┌────────
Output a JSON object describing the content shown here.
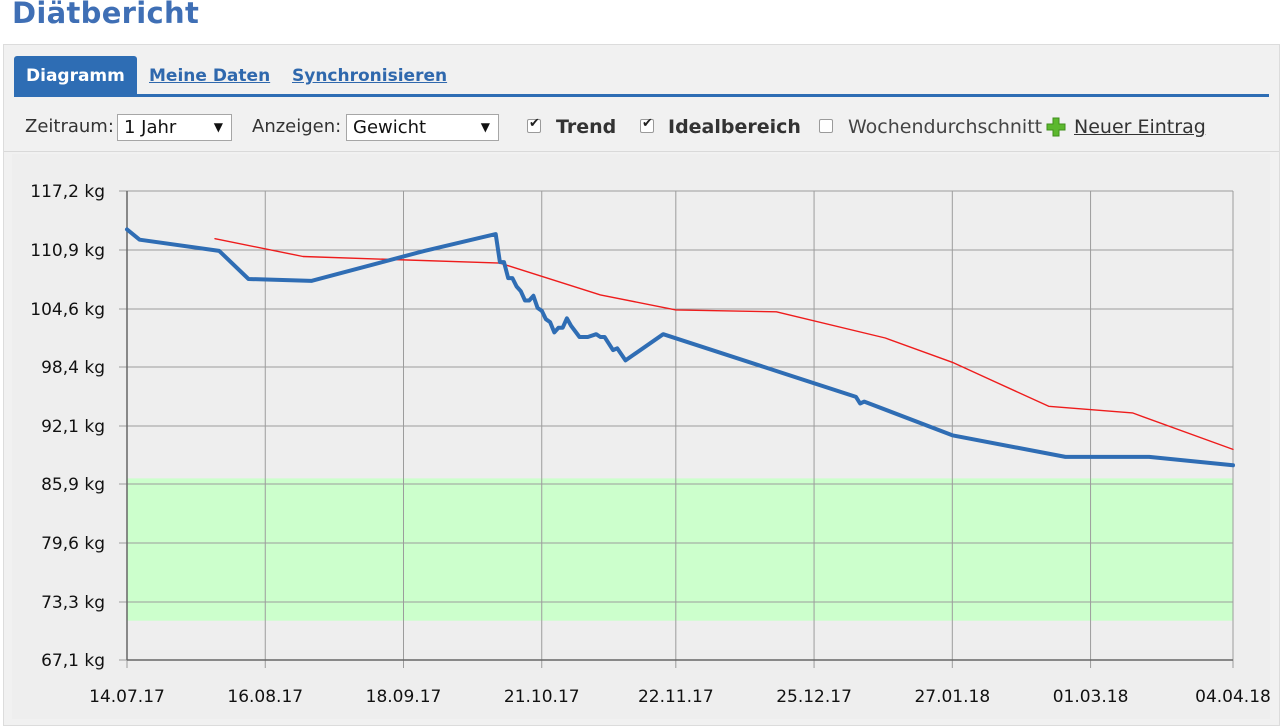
{
  "page": {
    "title": "Diätbericht"
  },
  "tabs": [
    {
      "label": "Diagramm",
      "active": true
    },
    {
      "label": "Meine Daten",
      "active": false
    },
    {
      "label": "Synchronisieren",
      "active": false
    }
  ],
  "toolbar": {
    "zeitraum_label": "Zeitraum:",
    "zeitraum_value": "1 Jahr",
    "anzeigen_label": "Anzeigen:",
    "anzeigen_value": "Gewicht",
    "trend": {
      "label": "Trend",
      "checked": true
    },
    "idealbereich": {
      "label": "Idealbereich",
      "checked": true
    },
    "wochendurchschnitt": {
      "label": "Wochendurchschnitt",
      "checked": false
    },
    "new_entry_label": "Neuer Eintrag",
    "new_entry_icon": "green-plus-icon"
  },
  "colors": {
    "accent": "#2e6db4",
    "weight_line": "#2f6db4",
    "trend_line": "#ee1c1c",
    "ideal_band": "#ccffcc",
    "plus_icon": "#5cb82e"
  },
  "chart_data": {
    "type": "line",
    "x_type": "date",
    "ylim": [
      67.1,
      117.2
    ],
    "xlim": [
      "2017-07-14",
      "2018-04-04"
    ],
    "yticks": [
      "67,1 kg",
      "73,3 kg",
      "79,6 kg",
      "85,9 kg",
      "92,1 kg",
      "98,4 kg",
      "104,6 kg",
      "110,9 kg",
      "117,2 kg"
    ],
    "ytick_values": [
      67.1,
      73.3,
      79.6,
      85.9,
      92.1,
      98.4,
      104.6,
      110.9,
      117.2
    ],
    "xticks": [
      "14.07.17",
      "16.08.17",
      "18.09.17",
      "21.10.17",
      "22.11.17",
      "25.12.17",
      "27.01.18",
      "01.03.18",
      "04.04.18"
    ],
    "xtick_dates": [
      "2017-07-14",
      "2017-08-16",
      "2017-09-18",
      "2017-10-21",
      "2017-11-22",
      "2017-12-25",
      "2018-01-27",
      "2018-03-01",
      "2018-04-04"
    ],
    "grid": true,
    "ideal_range": [
      71.3,
      86.5
    ],
    "series": [
      {
        "x": [
          "2017-07-14",
          "2017-07-17",
          "2017-08-05",
          "2017-08-12",
          "2017-08-27",
          "2017-09-23",
          "2017-10-10",
          "2017-10-11",
          "2017-10-12",
          "2017-10-13",
          "2017-10-14",
          "2017-10-15",
          "2017-10-16",
          "2017-10-17",
          "2017-10-18",
          "2017-10-19",
          "2017-10-20",
          "2017-10-21",
          "2017-10-22",
          "2017-10-23",
          "2017-10-24",
          "2017-10-25",
          "2017-10-26",
          "2017-10-27",
          "2017-10-28",
          "2017-10-30",
          "2017-11-01",
          "2017-11-03",
          "2017-11-04",
          "2017-11-05",
          "2017-11-06",
          "2017-11-07",
          "2017-11-08",
          "2017-11-10",
          "2017-11-19",
          "2018-01-04",
          "2018-01-05",
          "2018-01-06",
          "2018-01-27",
          "2018-02-23",
          "2018-03-15",
          "2018-04-04"
        ],
        "y": [
          113.1,
          112.0,
          110.8,
          107.8,
          107.6,
          110.8,
          112.6,
          109.6,
          109.6,
          107.9,
          107.9,
          107.0,
          106.5,
          105.5,
          105.5,
          106.0,
          104.7,
          104.4,
          103.5,
          103.2,
          102.1,
          102.6,
          102.6,
          103.6,
          102.8,
          101.6,
          101.6,
          101.9,
          101.6,
          101.6,
          100.9,
          100.2,
          100.4,
          99.1,
          101.9,
          95.2,
          94.5,
          94.7,
          91.1,
          88.8,
          88.8,
          87.9
        ]
      },
      {
        "x": [
          "2017-08-04",
          "2017-08-25",
          "2017-10-11",
          "2017-11-04",
          "2017-11-22",
          "2017-12-16",
          "2018-01-11",
          "2018-01-27",
          "2018-02-19",
          "2018-03-11",
          "2018-04-04"
        ],
        "y": [
          112.1,
          110.2,
          109.5,
          106.1,
          104.5,
          104.3,
          101.5,
          98.9,
          94.2,
          93.5,
          89.6
        ]
      }
    ]
  }
}
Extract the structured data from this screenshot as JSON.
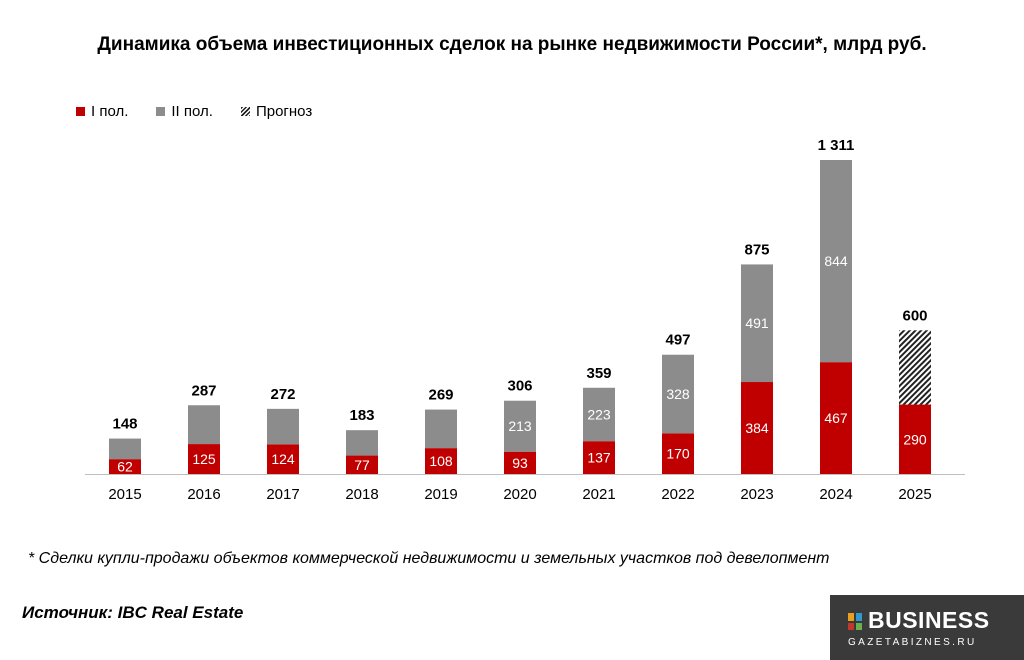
└────────
■ Task objective:
In the records above, tally the lines where the word "JSON" appears, and give the number and nothing else.

■ Solution to this task:
2